Aim of the task
List each line of the data that holds the word "deus".

[Collected data entries]
※ ※ ※

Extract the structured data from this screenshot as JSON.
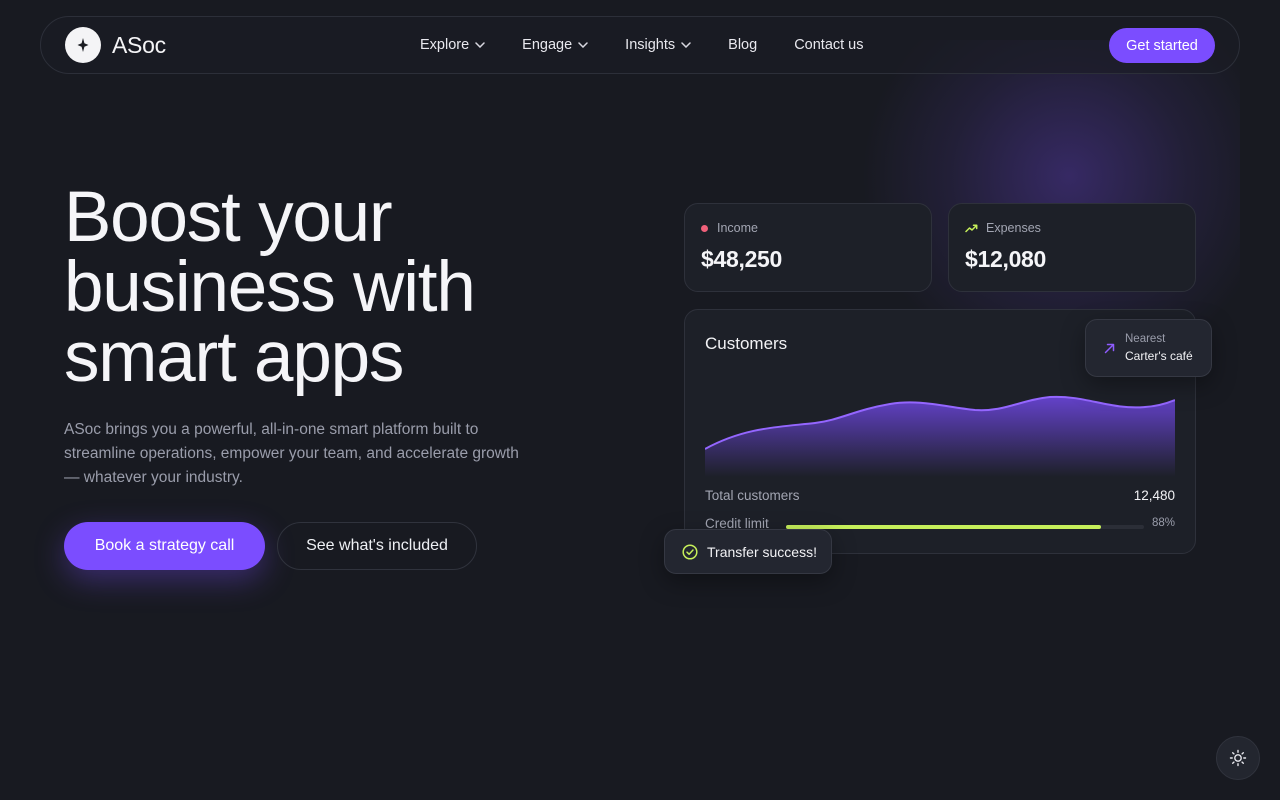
{
  "nav": {
    "brand": "ASoc",
    "links": [
      {
        "label": "Explore",
        "has_dropdown": true
      },
      {
        "label": "Engage",
        "has_dropdown": true
      },
      {
        "label": "Insights",
        "has_dropdown": true
      },
      {
        "label": "Blog",
        "has_dropdown": false
      },
      {
        "label": "Contact us",
        "has_dropdown": false
      }
    ],
    "cta": "Get started"
  },
  "hero": {
    "title_lines": [
      "Boost your",
      "business with",
      "smart apps"
    ],
    "description": "ASoc brings you a powerful, all-in-one smart platform built to streamline operations, empower your team, and accelerate growth — whatever your industry.",
    "primary_button": "Book a strategy call",
    "secondary_button": "See what's included"
  },
  "dashboard": {
    "income": {
      "label": "Income",
      "value": "$48,250"
    },
    "expenses": {
      "label": "Expenses",
      "value": "$12,080"
    },
    "customers": {
      "title": "Customers",
      "total_label": "Total customers",
      "total_value": "12,480",
      "credit_label": "Credit limit",
      "credit_percent_text": "88%",
      "credit_fraction": 0.88
    },
    "nearest": {
      "label": "Nearest",
      "value": "Carter's café"
    },
    "toast": "Transfer success!"
  },
  "colors": {
    "background": "#181a21",
    "accent": "#7b4dff",
    "credit_bar": "#c6ef5a",
    "income_dot": "#f0607a",
    "expense_icon": "#c6ef5a"
  },
  "icons": {
    "logo": "sparkle-icon",
    "dropdown": "chevron-down-icon",
    "expenses": "trend-up-icon",
    "nearest": "arrow-up-right-icon",
    "toast": "check-badge-icon",
    "theme": "sun-icon"
  }
}
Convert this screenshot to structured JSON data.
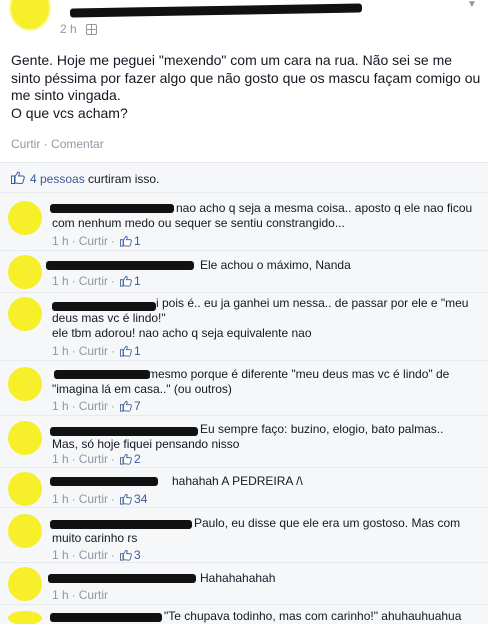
{
  "post": {
    "time": "2 h",
    "text_lines": [
      "Gente. Hoje me peguei \"mexendo\" com um cara na rua. Não sei se me",
      "sinto péssima por fazer algo que não gosto que os mascu façam comigo ou",
      "me sinto vingada.",
      "O que vcs acham?"
    ],
    "actions": {
      "like": "Curtir",
      "sep": "·",
      "comment": "Comentar"
    }
  },
  "likes": {
    "count_link": "4 pessoas",
    "suffix": "curtiram isso."
  },
  "comments": [
    {
      "lines": [
        "nao acho q seja a mesma coisa.. aposto q ele nao ficou",
        "com nenhum medo ou sequer se sentiu constrangido..."
      ],
      "time": "1 h",
      "like": "Curtir",
      "likes": "1"
    },
    {
      "lines": [
        "Ele achou o máximo, Nanda"
      ],
      "time": "1 h",
      "like": "Curtir",
      "likes": "1"
    },
    {
      "lines": [
        "i pois é.. eu ja ganhei um nessa.. de passar por ele e \"meu",
        "deus mas vc é lindo!\"",
        "ele tbm adorou! nao acho q seja equivalente nao"
      ],
      "time": "1 h",
      "like": "Curtir",
      "likes": "1"
    },
    {
      "lines": [
        "mesmo porque é diferente \"meu deus mas vc é lindo\" de",
        "\"imagina lá em casa..\" (ou outros)"
      ],
      "time": "1 h",
      "like": "Curtir",
      "likes": "7"
    },
    {
      "lines": [
        "Eu sempre faço: buzino, elogio, bato palmas..",
        "Mas, só hoje fiquei pensando nisso"
      ],
      "time": "1 h",
      "like": "Curtir",
      "likes": "2"
    },
    {
      "lines": [
        "hahahah A PEDREIRA /\\"
      ],
      "time": "1 h",
      "like": "Curtir",
      "likes": "34"
    },
    {
      "lines": [
        "Paulo, eu disse que ele era um gostoso. Mas com",
        "muito carinho rs"
      ],
      "time": "1 h",
      "like": "Curtir",
      "likes": "3"
    },
    {
      "lines": [
        "Hahahahahah"
      ],
      "time": "1 h",
      "like": "Curtir",
      "likes": ""
    },
    {
      "lines": [
        "\"Te chupava todinho, mas com carinho!\" ahuhauhuahua"
      ],
      "time": "",
      "like": "",
      "likes": ""
    }
  ],
  "colors": {
    "link": "#3b5998",
    "meta": "#9197a3",
    "background": "#f6f7f8",
    "censor": "#111111",
    "avatar_blur": "#f6ef2a"
  }
}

※ ※ ※

Response to this task
        "deus mas vc é lindo!\"",
        "mesmo porque é diferente \"meu deus mas vc é lindo\" de",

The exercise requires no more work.